Instructions for the task.
Leave out all pictures and give back precisely the lines from the line with "Give me the" to the line with "Output a JSON object containing", including those two lines.

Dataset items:
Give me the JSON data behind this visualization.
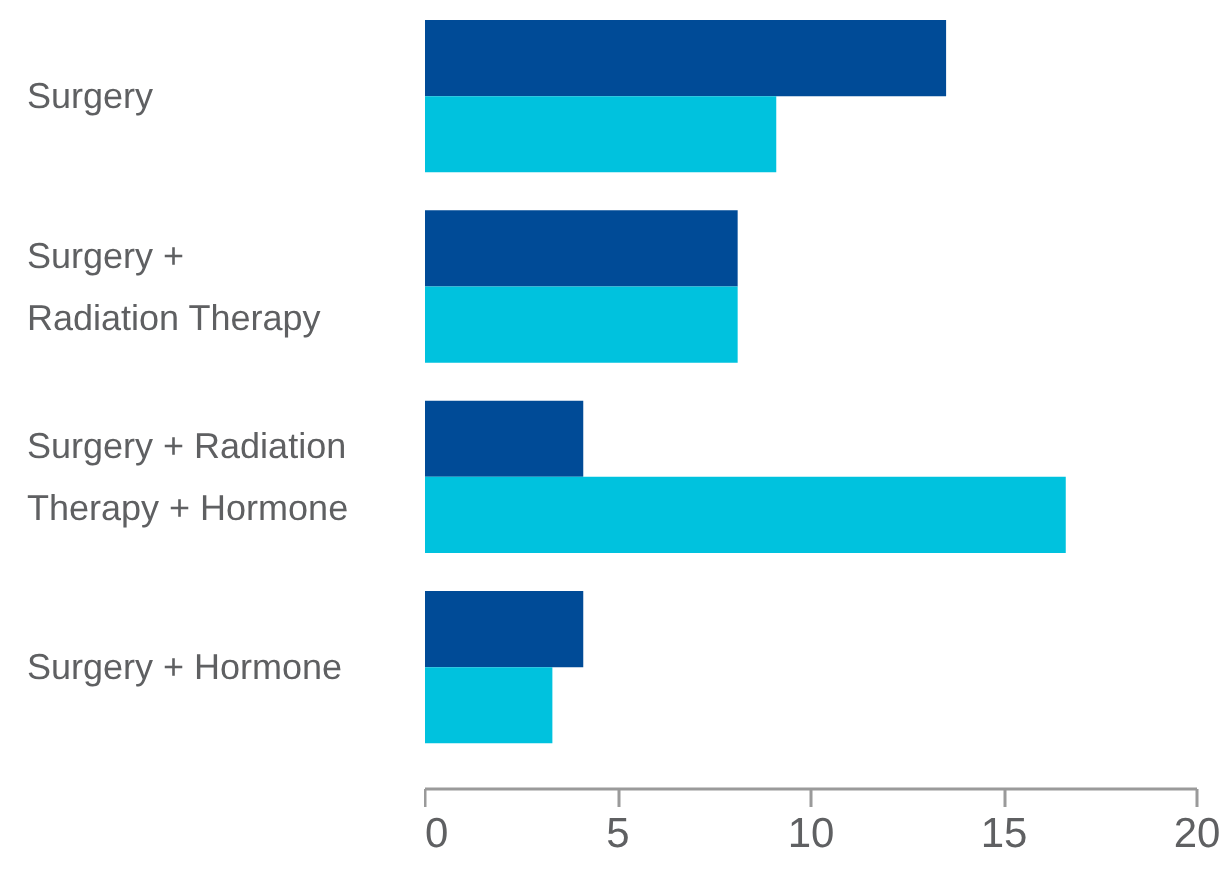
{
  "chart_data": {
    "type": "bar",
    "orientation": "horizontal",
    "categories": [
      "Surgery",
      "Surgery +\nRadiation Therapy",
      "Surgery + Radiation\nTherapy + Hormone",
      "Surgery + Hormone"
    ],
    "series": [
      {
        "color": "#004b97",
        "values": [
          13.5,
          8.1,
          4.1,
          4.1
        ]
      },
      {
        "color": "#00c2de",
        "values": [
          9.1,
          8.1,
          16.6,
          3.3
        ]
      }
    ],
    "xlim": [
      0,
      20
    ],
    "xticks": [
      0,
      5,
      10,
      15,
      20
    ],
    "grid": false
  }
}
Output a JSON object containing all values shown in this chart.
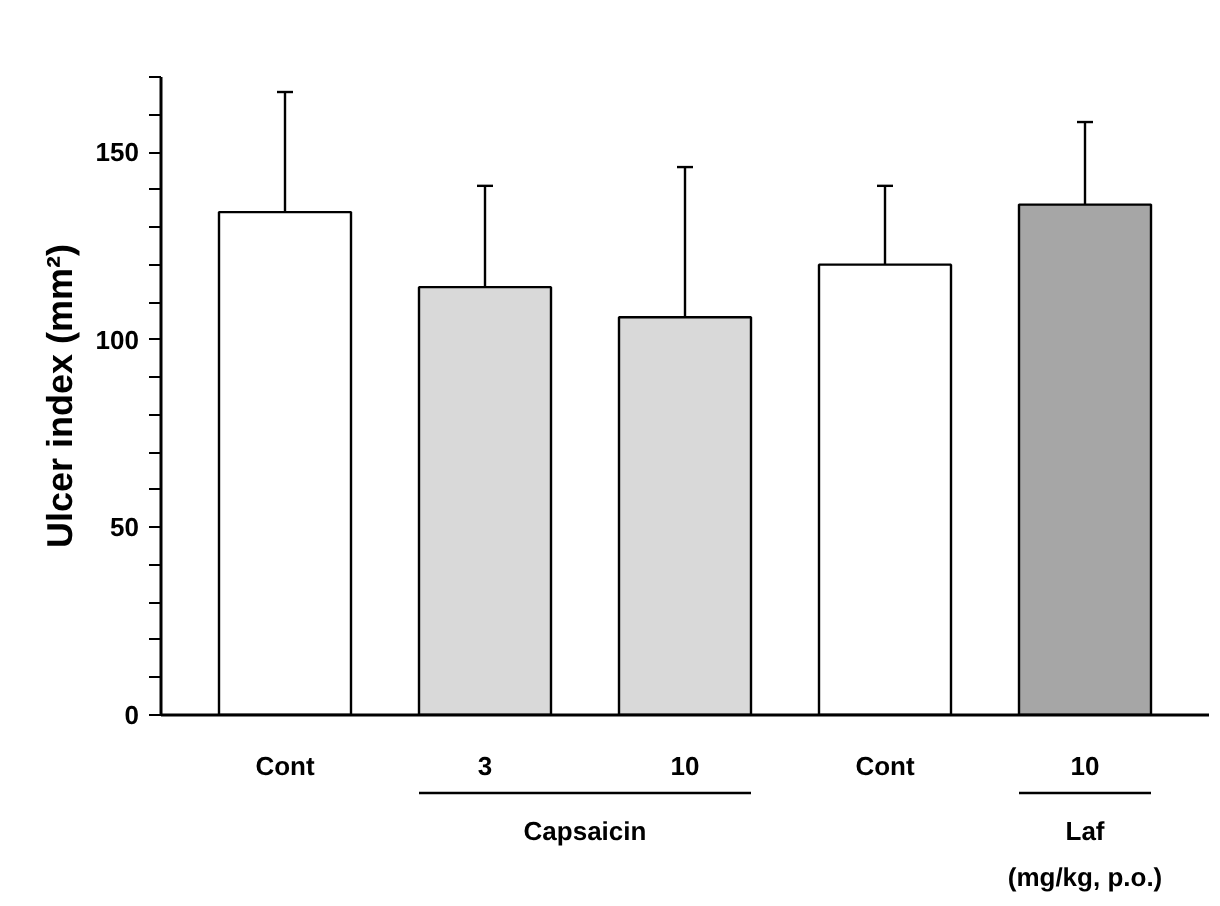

* * *

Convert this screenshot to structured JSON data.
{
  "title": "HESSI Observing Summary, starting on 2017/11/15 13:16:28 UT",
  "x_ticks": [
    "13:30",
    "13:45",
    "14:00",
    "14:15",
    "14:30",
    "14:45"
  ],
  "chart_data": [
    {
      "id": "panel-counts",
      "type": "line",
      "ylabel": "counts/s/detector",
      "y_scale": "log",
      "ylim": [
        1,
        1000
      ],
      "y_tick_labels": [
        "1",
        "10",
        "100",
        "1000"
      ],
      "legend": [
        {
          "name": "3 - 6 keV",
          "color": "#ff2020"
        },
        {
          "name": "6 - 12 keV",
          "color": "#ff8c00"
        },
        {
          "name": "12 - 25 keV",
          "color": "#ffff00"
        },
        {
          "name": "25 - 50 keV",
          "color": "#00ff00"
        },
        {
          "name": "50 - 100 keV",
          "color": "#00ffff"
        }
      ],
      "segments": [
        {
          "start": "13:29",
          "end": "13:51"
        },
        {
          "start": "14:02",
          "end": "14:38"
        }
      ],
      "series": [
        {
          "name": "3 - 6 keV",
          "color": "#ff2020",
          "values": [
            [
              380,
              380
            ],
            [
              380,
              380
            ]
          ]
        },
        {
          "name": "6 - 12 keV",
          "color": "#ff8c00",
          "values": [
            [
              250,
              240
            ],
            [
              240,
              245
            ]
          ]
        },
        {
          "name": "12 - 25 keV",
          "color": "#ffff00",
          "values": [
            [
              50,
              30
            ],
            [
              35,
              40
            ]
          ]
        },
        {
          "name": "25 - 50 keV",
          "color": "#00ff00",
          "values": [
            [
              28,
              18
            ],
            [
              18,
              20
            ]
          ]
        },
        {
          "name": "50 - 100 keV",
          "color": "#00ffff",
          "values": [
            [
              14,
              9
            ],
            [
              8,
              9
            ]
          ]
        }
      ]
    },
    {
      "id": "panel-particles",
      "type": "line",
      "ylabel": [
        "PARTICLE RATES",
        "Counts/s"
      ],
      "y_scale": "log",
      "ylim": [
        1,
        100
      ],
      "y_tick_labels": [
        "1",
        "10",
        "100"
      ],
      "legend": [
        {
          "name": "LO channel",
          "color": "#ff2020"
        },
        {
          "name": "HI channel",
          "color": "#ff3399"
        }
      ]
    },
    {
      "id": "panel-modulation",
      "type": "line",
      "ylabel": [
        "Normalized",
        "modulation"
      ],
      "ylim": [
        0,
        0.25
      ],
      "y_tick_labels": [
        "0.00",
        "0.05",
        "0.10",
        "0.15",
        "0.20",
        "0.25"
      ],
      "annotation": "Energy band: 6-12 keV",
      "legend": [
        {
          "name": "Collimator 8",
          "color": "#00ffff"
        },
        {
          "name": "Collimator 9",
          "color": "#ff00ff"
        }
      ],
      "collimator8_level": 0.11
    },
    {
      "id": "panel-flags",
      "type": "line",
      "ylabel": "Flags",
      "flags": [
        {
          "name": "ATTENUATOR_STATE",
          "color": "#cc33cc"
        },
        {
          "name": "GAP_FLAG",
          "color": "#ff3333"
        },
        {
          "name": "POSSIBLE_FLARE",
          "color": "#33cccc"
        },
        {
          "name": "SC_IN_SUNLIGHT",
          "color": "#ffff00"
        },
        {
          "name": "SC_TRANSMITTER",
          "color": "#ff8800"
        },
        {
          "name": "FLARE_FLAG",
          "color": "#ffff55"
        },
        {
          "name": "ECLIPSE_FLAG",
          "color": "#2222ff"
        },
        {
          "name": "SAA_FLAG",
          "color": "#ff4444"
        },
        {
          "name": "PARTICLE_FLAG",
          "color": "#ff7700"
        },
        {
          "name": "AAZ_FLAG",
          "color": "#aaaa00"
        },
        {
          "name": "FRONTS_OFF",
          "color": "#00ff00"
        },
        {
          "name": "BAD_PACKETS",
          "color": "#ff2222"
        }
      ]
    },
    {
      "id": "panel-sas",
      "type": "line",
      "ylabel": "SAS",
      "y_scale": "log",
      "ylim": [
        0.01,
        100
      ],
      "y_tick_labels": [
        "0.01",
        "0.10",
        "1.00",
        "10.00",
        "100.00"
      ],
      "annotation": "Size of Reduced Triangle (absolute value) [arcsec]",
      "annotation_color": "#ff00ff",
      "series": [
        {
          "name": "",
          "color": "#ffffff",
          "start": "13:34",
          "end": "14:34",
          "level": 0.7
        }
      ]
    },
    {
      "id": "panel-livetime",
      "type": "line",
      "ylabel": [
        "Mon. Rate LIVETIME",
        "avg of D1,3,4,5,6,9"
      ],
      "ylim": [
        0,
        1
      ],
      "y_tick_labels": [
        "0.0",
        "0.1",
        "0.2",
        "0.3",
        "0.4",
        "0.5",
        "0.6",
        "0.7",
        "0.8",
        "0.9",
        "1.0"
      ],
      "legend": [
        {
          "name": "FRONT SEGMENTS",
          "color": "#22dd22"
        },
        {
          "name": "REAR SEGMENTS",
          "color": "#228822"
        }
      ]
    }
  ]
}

--

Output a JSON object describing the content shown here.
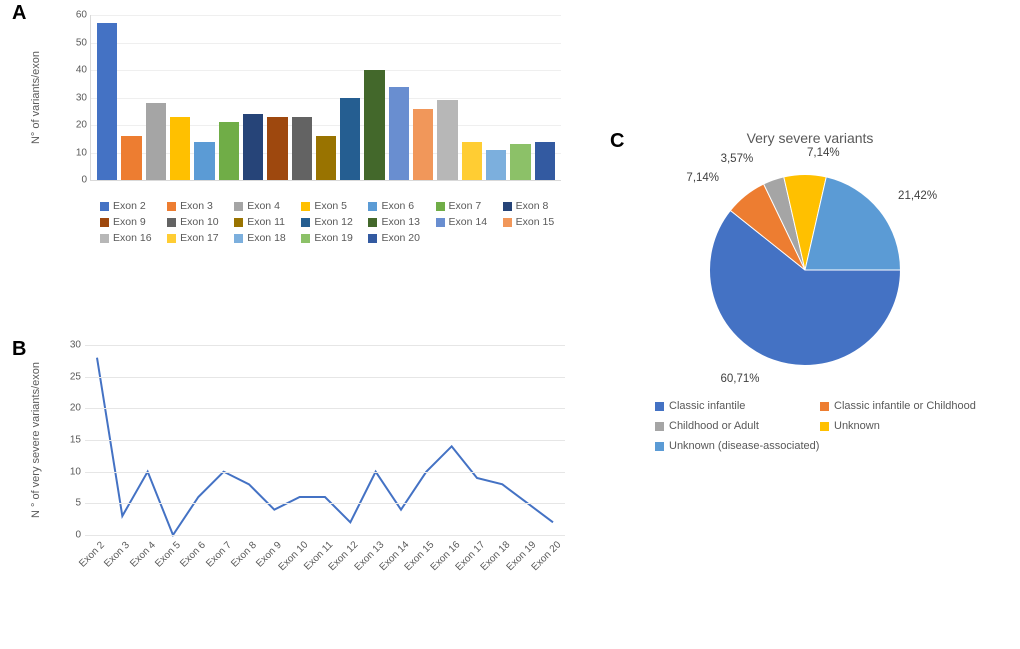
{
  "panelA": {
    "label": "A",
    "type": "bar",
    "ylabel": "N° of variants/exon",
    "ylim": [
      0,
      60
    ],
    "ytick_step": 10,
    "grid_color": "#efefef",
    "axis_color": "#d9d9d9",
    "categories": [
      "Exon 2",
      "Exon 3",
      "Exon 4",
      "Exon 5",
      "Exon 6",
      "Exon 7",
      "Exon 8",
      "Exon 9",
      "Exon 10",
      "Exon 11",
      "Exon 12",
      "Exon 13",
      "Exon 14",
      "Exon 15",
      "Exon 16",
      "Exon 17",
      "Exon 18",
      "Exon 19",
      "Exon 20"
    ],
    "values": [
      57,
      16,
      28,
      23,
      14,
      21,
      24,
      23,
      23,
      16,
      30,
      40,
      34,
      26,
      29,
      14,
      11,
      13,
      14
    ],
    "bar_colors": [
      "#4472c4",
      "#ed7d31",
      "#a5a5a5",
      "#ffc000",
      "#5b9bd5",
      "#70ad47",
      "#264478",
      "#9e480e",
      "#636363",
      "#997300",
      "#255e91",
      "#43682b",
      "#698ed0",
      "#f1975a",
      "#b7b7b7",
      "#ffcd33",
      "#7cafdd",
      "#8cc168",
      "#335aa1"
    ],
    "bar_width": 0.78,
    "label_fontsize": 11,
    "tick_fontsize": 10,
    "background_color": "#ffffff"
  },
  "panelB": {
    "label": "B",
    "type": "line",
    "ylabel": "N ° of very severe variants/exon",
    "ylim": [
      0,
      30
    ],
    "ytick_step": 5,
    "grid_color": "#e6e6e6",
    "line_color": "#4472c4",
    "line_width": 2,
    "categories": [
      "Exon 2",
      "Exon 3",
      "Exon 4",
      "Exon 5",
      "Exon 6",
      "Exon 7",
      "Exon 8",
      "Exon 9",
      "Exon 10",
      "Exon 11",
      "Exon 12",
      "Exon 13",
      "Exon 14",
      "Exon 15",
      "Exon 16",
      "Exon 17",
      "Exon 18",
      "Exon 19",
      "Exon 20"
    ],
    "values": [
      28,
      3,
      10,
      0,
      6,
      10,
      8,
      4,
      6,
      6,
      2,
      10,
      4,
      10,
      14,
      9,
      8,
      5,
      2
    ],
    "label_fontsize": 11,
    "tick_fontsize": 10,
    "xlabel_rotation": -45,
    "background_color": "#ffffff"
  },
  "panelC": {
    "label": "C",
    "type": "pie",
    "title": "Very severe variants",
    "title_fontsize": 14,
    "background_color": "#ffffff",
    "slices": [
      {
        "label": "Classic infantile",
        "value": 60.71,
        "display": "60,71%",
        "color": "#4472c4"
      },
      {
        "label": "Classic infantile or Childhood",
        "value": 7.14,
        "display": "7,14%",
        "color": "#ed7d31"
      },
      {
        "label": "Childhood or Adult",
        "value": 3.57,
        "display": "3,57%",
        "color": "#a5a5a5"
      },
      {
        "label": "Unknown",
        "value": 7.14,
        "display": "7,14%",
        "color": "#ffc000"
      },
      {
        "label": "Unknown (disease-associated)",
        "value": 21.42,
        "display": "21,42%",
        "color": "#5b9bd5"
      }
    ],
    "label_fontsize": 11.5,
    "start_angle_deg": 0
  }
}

Solution to the exercise.
Give me the JSON data behind this visualization.
{
  "chart_data": {
    "type": "bar",
    "orientation": "horizontal",
    "categories": [
      "Surgery",
      "Surgery +\nRadiation Therapy",
      "Surgery + Radiation\nTherapy + Hormone",
      "Surgery + Hormone"
    ],
    "series": [
      {
        "color": "#004b97",
        "values": [
          13.5,
          8.1,
          4.1,
          4.1
        ]
      },
      {
        "color": "#00c2de",
        "values": [
          9.1,
          8.1,
          16.6,
          3.3
        ]
      }
    ],
    "xlim": [
      0,
      20
    ],
    "xticks": [
      0,
      5,
      10,
      15,
      20
    ],
    "grid": false
  }
}
Output a JSON object containing all values shown in this chart.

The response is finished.